WHAT IS REQUIRED ▸
In the records below, the line containing "Patent image size: (893, 1105)." marks the start. Copy that line and everything after it exactly, through the last line.

*** Opening of PROVIDED DATA ***

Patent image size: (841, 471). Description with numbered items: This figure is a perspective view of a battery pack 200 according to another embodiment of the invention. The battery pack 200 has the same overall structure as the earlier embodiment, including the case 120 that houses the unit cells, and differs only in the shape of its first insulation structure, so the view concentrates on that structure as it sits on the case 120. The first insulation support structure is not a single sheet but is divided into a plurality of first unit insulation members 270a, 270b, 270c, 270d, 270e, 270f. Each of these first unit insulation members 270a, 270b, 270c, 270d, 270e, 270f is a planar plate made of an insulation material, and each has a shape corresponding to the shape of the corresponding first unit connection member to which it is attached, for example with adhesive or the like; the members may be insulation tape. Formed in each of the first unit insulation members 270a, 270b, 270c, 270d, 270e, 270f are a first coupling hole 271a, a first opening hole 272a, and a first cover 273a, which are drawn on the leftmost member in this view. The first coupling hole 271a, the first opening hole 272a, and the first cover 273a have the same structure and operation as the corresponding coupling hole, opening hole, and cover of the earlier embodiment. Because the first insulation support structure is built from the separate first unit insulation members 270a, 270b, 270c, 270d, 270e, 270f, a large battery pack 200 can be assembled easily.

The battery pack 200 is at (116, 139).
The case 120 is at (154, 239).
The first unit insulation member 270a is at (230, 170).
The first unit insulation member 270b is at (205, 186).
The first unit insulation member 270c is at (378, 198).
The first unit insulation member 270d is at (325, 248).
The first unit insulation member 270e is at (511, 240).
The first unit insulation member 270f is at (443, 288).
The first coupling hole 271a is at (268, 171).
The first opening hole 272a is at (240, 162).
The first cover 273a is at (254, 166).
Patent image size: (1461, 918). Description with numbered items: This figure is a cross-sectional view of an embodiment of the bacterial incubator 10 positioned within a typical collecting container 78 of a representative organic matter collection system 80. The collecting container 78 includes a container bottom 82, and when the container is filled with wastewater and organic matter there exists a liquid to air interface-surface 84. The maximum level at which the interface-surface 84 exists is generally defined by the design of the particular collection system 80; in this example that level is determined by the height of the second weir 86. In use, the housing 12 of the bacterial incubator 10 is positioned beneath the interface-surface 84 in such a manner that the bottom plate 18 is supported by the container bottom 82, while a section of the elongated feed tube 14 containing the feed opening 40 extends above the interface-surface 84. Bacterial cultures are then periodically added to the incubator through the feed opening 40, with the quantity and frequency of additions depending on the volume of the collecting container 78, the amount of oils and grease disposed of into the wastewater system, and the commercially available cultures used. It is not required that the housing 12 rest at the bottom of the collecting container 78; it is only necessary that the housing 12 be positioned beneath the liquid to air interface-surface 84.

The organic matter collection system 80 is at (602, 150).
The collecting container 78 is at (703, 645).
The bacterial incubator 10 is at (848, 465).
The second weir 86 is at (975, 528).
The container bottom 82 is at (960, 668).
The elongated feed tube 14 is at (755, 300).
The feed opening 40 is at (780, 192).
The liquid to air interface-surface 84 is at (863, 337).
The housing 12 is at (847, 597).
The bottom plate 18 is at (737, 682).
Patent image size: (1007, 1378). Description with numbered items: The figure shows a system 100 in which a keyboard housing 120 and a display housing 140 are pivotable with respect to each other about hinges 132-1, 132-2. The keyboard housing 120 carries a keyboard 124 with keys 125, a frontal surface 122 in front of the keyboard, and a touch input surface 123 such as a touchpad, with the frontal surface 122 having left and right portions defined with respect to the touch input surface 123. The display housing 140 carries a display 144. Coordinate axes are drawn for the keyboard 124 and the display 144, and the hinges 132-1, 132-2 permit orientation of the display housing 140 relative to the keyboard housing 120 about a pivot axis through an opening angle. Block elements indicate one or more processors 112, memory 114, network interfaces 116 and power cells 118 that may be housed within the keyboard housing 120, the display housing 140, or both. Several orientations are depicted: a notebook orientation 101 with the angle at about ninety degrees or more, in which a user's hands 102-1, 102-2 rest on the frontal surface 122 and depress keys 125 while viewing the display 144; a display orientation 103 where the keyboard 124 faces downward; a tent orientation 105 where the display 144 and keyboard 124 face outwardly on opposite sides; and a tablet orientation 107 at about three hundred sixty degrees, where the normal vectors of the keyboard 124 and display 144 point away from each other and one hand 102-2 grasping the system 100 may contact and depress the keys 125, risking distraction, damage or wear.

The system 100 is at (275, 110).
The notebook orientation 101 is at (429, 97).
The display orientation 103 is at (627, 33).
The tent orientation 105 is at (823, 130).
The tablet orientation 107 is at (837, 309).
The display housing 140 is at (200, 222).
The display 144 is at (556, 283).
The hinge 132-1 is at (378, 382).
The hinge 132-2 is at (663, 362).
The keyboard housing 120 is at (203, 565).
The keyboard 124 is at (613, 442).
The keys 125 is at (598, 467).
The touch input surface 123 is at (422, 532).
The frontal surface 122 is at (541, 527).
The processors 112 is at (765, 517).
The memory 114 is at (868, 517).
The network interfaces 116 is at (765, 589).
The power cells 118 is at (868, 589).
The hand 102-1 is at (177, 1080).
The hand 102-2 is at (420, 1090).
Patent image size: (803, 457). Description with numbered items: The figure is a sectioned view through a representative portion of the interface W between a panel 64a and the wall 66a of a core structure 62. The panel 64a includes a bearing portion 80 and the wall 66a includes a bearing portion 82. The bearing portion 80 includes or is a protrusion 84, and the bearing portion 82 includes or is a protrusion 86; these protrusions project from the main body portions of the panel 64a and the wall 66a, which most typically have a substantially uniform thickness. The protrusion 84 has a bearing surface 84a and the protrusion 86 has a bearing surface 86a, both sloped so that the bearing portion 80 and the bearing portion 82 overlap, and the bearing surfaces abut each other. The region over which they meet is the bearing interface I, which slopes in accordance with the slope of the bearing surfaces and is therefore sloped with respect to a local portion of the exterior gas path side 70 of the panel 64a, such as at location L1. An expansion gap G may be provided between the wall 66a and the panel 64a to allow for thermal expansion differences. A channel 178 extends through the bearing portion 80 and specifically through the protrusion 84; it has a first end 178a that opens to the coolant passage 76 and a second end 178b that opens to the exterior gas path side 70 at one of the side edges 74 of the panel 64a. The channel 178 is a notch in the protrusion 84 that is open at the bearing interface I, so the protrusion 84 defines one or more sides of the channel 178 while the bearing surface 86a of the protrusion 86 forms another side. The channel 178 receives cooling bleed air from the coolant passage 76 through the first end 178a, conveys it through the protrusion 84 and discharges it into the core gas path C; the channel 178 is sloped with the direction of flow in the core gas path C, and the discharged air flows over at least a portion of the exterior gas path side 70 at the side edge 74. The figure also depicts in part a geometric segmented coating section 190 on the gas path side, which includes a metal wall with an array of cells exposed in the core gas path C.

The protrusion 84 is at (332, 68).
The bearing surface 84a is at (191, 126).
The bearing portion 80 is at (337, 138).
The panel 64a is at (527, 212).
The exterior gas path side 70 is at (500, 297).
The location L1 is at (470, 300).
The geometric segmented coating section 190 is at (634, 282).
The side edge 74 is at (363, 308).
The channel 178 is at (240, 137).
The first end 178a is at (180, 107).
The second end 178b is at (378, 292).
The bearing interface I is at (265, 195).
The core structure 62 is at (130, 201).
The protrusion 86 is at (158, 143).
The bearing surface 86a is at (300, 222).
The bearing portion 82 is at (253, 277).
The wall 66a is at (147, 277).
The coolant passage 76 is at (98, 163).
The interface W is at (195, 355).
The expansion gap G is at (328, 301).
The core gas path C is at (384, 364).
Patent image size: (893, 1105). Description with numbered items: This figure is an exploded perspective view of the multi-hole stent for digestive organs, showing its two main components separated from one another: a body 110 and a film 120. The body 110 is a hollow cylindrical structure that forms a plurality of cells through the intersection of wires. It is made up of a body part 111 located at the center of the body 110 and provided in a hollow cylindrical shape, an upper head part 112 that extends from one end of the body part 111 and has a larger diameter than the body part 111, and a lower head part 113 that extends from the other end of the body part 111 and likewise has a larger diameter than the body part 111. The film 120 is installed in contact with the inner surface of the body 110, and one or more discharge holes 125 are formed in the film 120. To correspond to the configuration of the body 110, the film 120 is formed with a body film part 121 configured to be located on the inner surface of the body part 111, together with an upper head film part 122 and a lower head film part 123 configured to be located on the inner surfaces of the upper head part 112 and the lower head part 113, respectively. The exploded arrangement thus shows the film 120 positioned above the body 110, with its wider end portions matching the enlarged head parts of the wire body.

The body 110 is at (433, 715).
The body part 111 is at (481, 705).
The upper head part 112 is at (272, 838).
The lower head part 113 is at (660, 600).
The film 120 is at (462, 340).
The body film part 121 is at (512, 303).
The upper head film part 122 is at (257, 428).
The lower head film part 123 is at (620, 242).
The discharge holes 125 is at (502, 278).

*** Close of PROVIDED DATA ***

OUTPUT ▸
Patent image size: (893, 1105). Description with numbered items: This figure is an exploded perspective view of the multi-hole stent for digestive organs, showing its two main components separated from one another: a body 110 and a film 120. The body 110 is a hollow cylindrical structure that forms a plurality of cells through the intersection of wires. It is made up of a body part 111 located at the center of the body 110 and provided in a hollow cylindrical shape, an upper head part 112 that extends from one end of the body part 111 and has a larger diameter than the body part 111, and a lower head part 113 that extends from the other end of the body part 111 and likewise has a larger diameter than the body part 111. The film 120 is installed in contact with the inner surface of the body 110, and one or more discharge holes 125 are formed in the film 120. To correspond to the configuration of the body 110, the film 120 is formed with a body film part 121 configured to be located on the inner surface of the body part 111, together with an upper head film part 122 and a lower head film part 123 configured to be located on the inner surfaces of the upper head part 112 and the lower head part 113, respectively. The exploded arrangement thus shows the film 120 positioned above the body 110, with its wider end portions matching the enlarged head parts of the wire body.

The body 110 is at (433, 715).
The body part 111 is at (481, 705).
The upper head part 112 is at (272, 838).
The lower head part 113 is at (660, 600).
The film 120 is at (462, 340).
The body film part 121 is at (512, 303).
The upper head film part 122 is at (257, 428).
The lower head film part 123 is at (620, 242).
The discharge holes 125 is at (502, 278).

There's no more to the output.